# [POLECENIE]
Zamień w poniższych wierszach "UX/UI Designer" na "Projektant UX/UI", a resztę przepisz bez zmian. Obrazy pomiń.

.....

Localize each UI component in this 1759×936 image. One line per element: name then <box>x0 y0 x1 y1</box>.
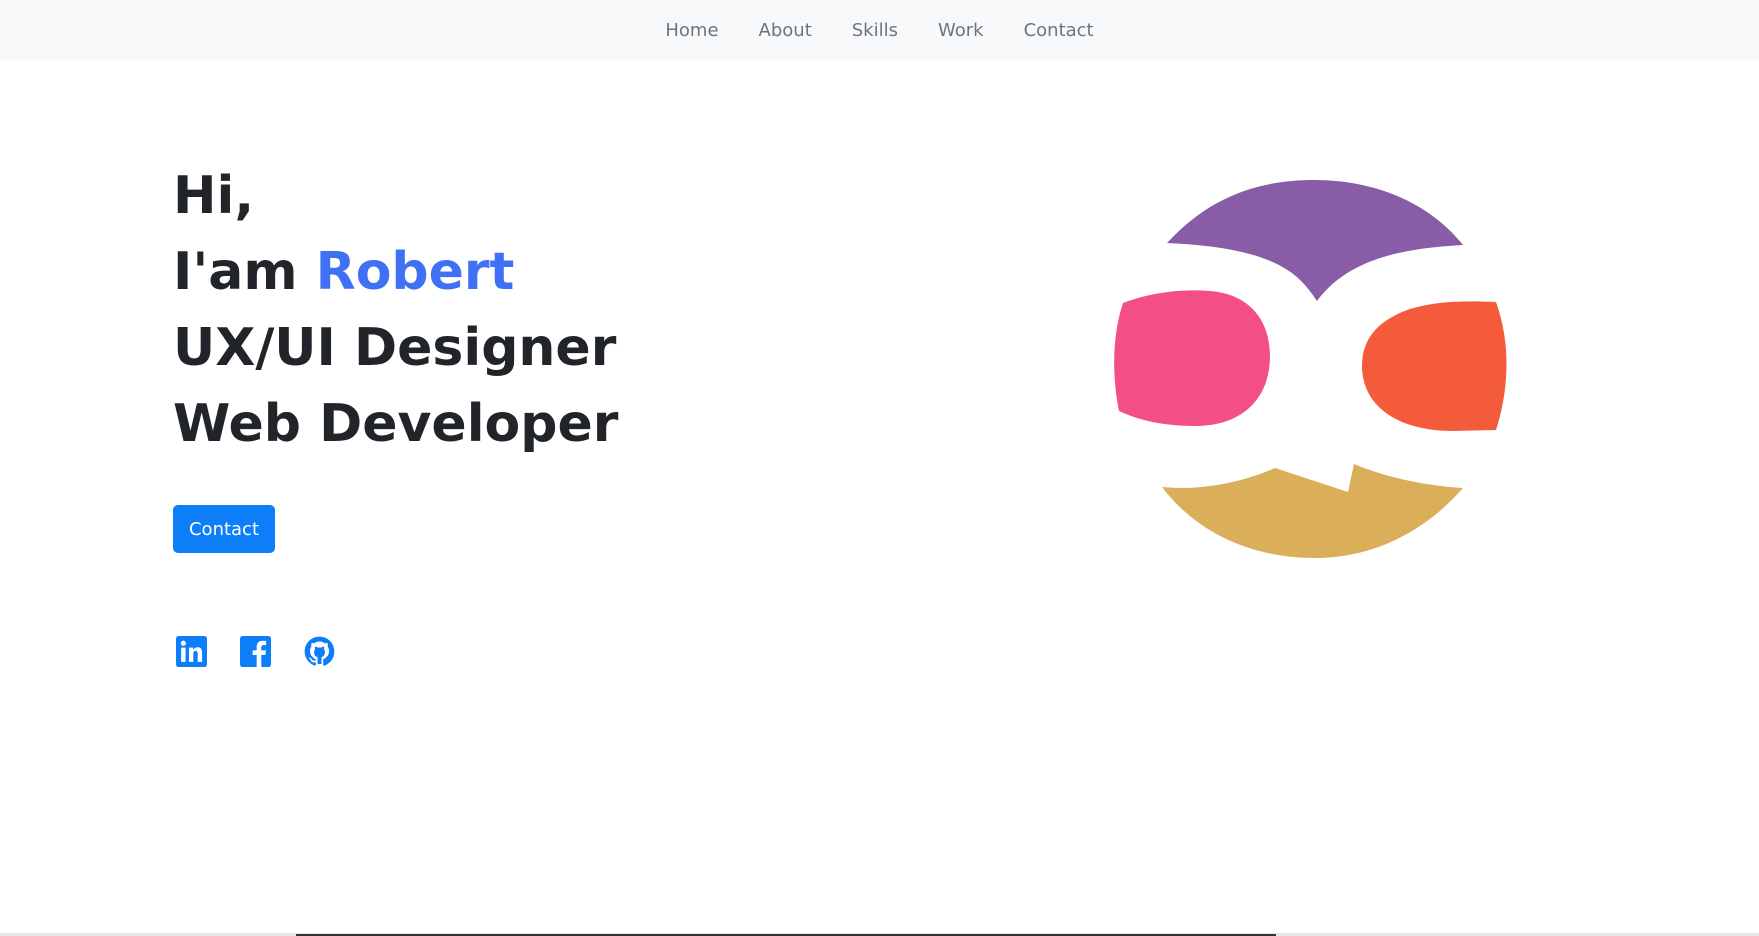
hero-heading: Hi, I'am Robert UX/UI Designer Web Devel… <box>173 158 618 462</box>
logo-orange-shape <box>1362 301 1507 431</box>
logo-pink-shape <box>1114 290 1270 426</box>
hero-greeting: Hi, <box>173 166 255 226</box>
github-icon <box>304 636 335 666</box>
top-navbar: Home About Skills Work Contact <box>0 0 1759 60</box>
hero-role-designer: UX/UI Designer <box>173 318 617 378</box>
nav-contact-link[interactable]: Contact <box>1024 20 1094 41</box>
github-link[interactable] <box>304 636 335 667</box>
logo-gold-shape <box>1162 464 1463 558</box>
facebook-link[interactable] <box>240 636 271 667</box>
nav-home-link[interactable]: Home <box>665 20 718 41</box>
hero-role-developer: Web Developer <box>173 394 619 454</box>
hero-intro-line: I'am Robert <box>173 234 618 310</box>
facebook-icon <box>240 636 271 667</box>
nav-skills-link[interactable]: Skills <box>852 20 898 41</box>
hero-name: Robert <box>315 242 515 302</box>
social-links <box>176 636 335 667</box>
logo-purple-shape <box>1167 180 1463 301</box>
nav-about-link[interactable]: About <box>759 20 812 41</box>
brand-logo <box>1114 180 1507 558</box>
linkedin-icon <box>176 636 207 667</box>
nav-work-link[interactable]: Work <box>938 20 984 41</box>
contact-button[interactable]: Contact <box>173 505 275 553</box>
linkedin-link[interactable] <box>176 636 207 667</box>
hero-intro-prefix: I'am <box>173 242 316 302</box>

.....

# [WYNIK ZADANIA]
Localize each UI component in this 1759×936 image. One line per element: name then <box>x0 y0 x1 y1</box>.
hero-heading: Hi, I'am Robert Projektant UX/UI Web Devel… <box>173 158 618 462</box>
logo-orange-shape <box>1362 301 1507 431</box>
logo-pink-shape <box>1114 290 1270 426</box>
hero-greeting: Hi, <box>173 166 255 226</box>
github-icon <box>304 636 335 666</box>
top-navbar: Home About Skills Work Contact <box>0 0 1759 60</box>
hero-role-designer: Projektant UX/UI <box>173 318 617 378</box>
nav-contact-link[interactable]: Contact <box>1024 20 1094 41</box>
github-link[interactable] <box>304 636 335 667</box>
logo-gold-shape <box>1162 464 1463 558</box>
facebook-link[interactable] <box>240 636 271 667</box>
nav-home-link[interactable]: Home <box>665 20 718 41</box>
hero-role-developer: Web Developer <box>173 394 619 454</box>
hero-intro-line: I'am Robert <box>173 234 618 310</box>
facebook-icon <box>240 636 271 667</box>
nav-skills-link[interactable]: Skills <box>852 20 898 41</box>
hero-name: Robert <box>315 242 515 302</box>
social-links <box>176 636 335 667</box>
logo-purple-shape <box>1167 180 1463 301</box>
nav-about-link[interactable]: About <box>759 20 812 41</box>
brand-logo <box>1114 180 1507 558</box>
linkedin-icon <box>176 636 207 667</box>
nav-work-link[interactable]: Work <box>938 20 984 41</box>
contact-button[interactable]: Contact <box>173 505 275 553</box>
linkedin-link[interactable] <box>176 636 207 667</box>
hero-intro-prefix: I'am <box>173 242 316 302</box>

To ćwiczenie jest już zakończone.